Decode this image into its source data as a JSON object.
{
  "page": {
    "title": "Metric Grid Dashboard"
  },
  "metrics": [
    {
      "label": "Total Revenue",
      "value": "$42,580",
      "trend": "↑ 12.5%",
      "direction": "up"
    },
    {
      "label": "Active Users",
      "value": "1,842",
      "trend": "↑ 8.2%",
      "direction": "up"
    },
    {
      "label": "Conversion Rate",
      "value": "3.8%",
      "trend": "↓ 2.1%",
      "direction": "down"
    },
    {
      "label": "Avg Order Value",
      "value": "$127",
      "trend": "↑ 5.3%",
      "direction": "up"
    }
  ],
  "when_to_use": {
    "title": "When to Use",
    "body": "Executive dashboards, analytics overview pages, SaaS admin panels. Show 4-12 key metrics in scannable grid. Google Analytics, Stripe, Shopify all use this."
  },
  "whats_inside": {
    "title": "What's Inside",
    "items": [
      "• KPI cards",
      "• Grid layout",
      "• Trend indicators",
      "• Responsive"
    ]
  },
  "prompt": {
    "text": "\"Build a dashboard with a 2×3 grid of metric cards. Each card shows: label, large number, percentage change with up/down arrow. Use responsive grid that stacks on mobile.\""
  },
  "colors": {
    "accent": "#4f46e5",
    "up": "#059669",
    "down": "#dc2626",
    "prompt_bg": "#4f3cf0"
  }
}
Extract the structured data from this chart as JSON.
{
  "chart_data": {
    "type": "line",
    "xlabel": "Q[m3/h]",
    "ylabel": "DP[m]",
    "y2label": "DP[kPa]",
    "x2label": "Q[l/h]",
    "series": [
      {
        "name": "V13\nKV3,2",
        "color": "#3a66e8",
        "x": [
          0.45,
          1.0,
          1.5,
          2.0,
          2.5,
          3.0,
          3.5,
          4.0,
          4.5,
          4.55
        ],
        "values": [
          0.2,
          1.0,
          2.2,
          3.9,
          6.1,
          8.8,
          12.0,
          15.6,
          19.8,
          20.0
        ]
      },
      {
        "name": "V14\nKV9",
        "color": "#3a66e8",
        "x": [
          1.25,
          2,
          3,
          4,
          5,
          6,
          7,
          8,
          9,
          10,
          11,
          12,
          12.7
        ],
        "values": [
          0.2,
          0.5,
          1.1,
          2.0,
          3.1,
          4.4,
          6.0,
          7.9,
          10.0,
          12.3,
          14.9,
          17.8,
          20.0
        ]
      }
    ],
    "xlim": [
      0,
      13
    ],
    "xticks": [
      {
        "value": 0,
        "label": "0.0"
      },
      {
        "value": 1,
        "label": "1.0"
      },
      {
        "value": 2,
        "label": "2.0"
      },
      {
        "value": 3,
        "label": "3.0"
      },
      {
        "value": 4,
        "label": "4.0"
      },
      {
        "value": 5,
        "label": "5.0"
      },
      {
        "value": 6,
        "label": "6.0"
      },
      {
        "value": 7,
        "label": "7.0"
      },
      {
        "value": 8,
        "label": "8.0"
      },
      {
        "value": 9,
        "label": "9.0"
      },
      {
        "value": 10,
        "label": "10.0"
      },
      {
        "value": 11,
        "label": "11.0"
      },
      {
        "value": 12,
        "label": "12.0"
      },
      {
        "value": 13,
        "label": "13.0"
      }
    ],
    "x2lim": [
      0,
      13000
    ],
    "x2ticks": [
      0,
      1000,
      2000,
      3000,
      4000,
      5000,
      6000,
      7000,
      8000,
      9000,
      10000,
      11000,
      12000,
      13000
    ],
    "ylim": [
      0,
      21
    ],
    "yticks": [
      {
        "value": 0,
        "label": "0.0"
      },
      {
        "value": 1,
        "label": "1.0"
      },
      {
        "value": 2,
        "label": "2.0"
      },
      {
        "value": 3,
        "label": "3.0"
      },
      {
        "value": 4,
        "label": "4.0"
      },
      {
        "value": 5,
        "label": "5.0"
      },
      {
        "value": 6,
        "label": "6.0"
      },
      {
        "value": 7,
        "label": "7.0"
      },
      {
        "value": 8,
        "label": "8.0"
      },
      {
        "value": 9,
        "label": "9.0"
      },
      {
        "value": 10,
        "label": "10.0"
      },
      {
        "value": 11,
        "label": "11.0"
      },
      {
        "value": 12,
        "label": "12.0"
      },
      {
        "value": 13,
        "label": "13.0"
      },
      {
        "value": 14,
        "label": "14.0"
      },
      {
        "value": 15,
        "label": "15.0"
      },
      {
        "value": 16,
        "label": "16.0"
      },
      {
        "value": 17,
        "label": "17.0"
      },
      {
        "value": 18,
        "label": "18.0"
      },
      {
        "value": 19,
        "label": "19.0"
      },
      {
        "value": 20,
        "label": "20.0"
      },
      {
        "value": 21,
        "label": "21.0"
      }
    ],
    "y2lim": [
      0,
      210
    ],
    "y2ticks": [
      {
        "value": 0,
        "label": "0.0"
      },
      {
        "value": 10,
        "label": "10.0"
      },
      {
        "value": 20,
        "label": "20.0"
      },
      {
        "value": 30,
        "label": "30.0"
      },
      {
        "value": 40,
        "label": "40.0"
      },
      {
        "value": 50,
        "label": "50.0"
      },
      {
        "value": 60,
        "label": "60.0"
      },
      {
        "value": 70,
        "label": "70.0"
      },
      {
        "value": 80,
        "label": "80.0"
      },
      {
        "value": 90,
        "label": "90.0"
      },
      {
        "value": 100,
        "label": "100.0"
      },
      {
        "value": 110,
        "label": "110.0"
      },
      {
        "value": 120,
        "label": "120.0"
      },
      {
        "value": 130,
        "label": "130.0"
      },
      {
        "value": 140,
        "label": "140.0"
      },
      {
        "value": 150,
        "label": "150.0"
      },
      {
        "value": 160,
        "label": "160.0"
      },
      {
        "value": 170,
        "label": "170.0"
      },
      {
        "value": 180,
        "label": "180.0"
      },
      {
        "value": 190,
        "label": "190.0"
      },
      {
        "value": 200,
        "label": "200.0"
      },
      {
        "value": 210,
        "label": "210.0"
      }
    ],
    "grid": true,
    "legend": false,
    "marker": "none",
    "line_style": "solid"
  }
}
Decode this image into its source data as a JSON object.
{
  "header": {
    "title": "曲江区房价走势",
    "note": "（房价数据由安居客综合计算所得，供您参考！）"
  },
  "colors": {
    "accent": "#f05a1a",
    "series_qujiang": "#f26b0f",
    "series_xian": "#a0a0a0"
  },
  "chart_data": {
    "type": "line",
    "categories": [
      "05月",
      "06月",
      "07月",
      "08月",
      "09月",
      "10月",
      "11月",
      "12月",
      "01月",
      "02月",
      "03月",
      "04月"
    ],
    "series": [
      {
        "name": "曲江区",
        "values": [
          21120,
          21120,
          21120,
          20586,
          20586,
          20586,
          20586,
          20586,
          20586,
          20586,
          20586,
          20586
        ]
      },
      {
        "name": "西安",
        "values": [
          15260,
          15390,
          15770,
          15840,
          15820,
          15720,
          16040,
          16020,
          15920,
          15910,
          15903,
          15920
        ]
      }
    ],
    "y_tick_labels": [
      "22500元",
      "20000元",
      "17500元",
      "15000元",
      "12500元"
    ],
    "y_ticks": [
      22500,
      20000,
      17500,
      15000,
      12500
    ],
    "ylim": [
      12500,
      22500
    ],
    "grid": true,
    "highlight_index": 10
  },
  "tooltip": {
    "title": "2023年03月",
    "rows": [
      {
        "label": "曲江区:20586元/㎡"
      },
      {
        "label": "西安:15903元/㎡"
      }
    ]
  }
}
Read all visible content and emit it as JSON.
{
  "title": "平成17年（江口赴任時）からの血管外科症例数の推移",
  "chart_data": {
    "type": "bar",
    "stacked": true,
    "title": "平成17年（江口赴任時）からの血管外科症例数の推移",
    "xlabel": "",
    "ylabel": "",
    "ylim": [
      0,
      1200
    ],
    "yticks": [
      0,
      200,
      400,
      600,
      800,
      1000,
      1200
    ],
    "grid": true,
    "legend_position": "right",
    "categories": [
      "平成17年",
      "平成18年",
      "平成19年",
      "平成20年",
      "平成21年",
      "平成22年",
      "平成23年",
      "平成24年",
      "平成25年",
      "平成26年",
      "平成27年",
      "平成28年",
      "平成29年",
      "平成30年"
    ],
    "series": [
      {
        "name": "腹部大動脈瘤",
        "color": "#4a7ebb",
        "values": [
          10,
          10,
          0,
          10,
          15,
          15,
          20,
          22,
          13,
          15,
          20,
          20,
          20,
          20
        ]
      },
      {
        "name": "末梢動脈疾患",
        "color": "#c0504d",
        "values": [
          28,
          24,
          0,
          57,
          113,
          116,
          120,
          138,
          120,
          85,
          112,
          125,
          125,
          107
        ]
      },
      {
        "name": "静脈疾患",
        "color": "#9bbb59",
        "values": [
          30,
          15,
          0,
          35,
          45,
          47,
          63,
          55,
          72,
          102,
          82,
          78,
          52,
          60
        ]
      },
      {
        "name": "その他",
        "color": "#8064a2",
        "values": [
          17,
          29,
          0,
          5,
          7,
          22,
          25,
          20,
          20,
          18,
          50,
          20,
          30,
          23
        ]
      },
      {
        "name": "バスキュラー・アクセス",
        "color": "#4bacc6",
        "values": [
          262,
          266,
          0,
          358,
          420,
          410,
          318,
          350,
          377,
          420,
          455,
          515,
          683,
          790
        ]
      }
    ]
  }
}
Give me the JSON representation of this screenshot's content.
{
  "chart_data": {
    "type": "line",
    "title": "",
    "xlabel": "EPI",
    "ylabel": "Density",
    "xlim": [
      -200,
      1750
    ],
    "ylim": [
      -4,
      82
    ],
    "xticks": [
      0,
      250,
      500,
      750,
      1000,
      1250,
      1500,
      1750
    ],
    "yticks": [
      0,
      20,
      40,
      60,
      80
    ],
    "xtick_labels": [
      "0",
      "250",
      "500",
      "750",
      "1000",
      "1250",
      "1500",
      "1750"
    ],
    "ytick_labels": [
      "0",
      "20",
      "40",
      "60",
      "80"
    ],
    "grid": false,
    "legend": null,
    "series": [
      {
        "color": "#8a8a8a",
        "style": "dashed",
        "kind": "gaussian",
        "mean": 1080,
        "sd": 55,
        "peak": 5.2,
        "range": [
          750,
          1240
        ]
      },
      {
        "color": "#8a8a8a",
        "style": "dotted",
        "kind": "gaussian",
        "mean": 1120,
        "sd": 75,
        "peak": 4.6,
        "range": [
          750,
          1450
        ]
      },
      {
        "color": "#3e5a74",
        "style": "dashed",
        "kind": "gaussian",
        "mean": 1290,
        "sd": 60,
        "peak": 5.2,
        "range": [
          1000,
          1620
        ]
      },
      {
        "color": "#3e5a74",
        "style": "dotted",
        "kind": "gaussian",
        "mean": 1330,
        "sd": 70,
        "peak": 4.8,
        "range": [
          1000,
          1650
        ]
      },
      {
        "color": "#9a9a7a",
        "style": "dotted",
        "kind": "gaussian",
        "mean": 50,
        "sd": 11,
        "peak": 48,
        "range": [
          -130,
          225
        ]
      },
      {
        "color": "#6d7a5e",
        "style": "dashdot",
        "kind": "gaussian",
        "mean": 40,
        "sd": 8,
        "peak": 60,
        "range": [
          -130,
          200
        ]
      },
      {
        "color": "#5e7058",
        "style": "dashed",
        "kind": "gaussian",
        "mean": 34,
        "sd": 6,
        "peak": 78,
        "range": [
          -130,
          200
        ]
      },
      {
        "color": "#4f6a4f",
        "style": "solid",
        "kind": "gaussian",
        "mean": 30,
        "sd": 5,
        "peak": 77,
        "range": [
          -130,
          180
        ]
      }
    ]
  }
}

# [Aim]
Select the lines from the entries that include the word "content".

# [Reply to the task]
Read all visible content and emit it as JSON.
Give me the JSON representation of this screenshot's content.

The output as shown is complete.